## Erforderliche Schritte
A – Beantworten Sie anhand des Textes über Internetsucht die folgenden Fragen.
(i) Ab wie vielen Stunden privater Nutzung pro Woche gilt jemand als süchtig nach dem Web?
(ii) In welcher Zeitschrift ist der Fachaufsatz von Dr. Silvia Kratzer erschienen?
(iii) Welche Störungen werden als Beispiele für andere psychiatrische Erkrankungen genannt?
B – Geben Sie aus dem Text über Internetsucht den Abschnitt von „Laut dem Fachaufsatz“ bis einschließlich „berufliche Probleme riskieren.“ wortgetreu wieder.
C – Nennen Sie alle Personengruppen, mit denen Süchtige laut dem Text über Internetsucht im realen Leben Konflikte riskieren.

## Vorliegender Text
28 May
Posted by: admin in: Gesundheit Nachrichten
Anders als die Alkoholsucht ist die Abhängigkeit vom Internet keine eigenständige Erkrankung. Dennoch ist es eine Sucht. Davon gehen einige Ärzte aus. Zudem ist die Sucht nach dem modernen Medium vielgestaltig. So können sich die Anwender etwa in virtuellen Identitäten bei Online-Rollenspielen verlieren. Auch kann sich ein übersteigertes Kaufverhalten in Web-Shops oder Online-Auktionen entwickeln. Ein weitgehender Verlust sozialer Kontakte in der realen Welt kann ebenfalls die Folge einer zu intensiven Internet-Nutzung sein.
Laut dem Fachaufsatz “Kann Internet süchtig machen?” von Dr. Silvia Kratzer in der Zeitschrift “Psychiatrische Praxis” liegt bei solchen Verhaltensmustern in vielen Fällen eine sogenannte pathologische Internet-Nutzung vor. Experten diagnostizieren dabei häufig andere psychiatrische Erkrankungen. Darunter fallen zum Beispiel Angst- und depressive Störungen. Nur sehr wenige pathologische Internet-Anwender weisen keine psychiatrische Diagnosen auf. Als süchtig nach dem Web gilt, wer 30 Stunden pro Woche und mehr privat im Netz verbringt. Normale Nutzer bringen es meist nur auf bis zu 18 Stunden pro Woche. Süchtige verspüren einen starken Drang zur Aufrechterhaltung ihres Nutzungsverhaltens, obwohl sie dadurch Konflikte mit Freunden, Verwandten und Partnern im realen Leben sowie berufliche Probleme riskieren.

## Daten zur Analyse des Dokumentlayouts

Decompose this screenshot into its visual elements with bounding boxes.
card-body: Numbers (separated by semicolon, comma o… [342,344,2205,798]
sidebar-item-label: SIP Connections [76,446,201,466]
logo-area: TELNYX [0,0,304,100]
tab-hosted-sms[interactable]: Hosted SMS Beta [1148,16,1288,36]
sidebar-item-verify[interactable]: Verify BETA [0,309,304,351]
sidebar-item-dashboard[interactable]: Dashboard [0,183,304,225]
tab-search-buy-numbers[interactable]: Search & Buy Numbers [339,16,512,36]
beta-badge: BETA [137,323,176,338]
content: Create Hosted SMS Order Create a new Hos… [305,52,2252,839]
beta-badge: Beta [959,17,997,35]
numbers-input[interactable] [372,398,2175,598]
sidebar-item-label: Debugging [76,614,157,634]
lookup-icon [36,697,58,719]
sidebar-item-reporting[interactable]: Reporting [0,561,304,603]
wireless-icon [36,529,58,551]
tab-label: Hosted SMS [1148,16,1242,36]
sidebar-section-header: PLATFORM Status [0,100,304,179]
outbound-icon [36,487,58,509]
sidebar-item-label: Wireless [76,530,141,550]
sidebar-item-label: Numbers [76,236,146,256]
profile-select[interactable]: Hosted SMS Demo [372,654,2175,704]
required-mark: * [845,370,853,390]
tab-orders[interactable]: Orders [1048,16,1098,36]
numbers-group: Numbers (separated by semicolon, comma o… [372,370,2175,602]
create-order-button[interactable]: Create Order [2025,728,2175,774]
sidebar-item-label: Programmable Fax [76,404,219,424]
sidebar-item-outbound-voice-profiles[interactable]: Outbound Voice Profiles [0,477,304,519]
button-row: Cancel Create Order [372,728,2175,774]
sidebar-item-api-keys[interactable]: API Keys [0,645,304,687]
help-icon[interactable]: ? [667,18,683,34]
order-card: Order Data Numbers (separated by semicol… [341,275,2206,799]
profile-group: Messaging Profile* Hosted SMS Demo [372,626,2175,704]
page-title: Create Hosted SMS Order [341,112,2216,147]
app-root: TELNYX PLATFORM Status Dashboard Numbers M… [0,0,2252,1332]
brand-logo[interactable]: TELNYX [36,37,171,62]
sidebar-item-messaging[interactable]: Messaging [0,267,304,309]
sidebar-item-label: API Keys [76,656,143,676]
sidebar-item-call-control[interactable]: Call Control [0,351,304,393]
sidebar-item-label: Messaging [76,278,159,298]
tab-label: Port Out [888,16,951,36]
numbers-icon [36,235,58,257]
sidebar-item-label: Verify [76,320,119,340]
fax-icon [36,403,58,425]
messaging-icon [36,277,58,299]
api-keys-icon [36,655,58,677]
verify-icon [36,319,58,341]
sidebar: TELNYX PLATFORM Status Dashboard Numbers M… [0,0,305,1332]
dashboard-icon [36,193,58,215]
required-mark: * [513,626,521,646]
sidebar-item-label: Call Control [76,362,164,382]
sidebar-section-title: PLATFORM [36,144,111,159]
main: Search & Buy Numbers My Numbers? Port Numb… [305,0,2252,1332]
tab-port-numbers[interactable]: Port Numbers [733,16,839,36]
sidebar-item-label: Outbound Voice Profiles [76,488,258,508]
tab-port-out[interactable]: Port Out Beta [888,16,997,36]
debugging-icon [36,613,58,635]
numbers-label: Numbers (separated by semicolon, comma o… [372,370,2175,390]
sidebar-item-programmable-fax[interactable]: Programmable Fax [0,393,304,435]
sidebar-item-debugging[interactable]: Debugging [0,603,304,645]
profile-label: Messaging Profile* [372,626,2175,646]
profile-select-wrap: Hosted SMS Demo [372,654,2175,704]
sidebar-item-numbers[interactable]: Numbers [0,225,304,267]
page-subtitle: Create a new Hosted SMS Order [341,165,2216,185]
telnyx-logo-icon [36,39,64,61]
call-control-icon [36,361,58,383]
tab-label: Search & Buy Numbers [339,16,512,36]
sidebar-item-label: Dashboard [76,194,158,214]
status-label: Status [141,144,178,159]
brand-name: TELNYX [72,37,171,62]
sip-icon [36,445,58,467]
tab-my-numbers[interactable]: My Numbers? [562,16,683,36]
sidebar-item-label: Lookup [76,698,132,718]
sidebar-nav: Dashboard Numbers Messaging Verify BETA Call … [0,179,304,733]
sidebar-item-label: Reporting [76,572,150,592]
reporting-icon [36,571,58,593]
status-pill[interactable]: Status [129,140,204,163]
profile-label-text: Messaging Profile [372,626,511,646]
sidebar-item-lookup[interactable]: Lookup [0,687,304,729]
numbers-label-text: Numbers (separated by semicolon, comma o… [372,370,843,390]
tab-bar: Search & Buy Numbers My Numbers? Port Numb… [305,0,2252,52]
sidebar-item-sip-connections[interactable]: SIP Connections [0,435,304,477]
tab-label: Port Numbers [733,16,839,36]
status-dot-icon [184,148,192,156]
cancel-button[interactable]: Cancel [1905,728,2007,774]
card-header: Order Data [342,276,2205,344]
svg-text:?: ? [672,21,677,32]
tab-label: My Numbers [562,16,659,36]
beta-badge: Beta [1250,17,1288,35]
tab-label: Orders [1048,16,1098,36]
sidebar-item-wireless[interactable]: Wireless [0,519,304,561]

## Lösungen der Übungen
A –
(i) Ab 30 Stunden pro Woche und mehr.
(ii) In der Zeitschrift „Psychiatrische Praxis“.
(iii) Angst- und depressive Störungen.

B –
Laut dem Fachaufsatz “Kann Internet süchtig machen?” von Dr. Silvia Kratzer in der Zeitschrift “Psychiatrische Praxis” liegt bei solchen Verhaltensmustern in vielen Fällen eine sogenannte pathologische Internet-Nutzung vor. Experten diagnostizieren dabei häufig andere psychiatrische Erkrankungen. Darunter fallen zum Beispiel Angst- und depressive Störungen. Nur sehr wenige pathologische Internet-Anwender weisen keine psychiatrische Diagnosen auf. Als süchtig nach dem Web gilt, wer 30 Stunden pro Woche und mehr privat im Netz verbringt. Normale Nutzer bringen es meist nur auf bis zu 18 Stunden pro Woche. Süchtige verspüren einen starken Drang zur Aufrechterhaltung ihres Nutzungsverhaltens, obwohl sie dadurch Konflikte mit Freunden, Verwandten und Partnern im realen Leben sowie berufliche Probleme riskieren.

C – Freunde, Verwandte, Partner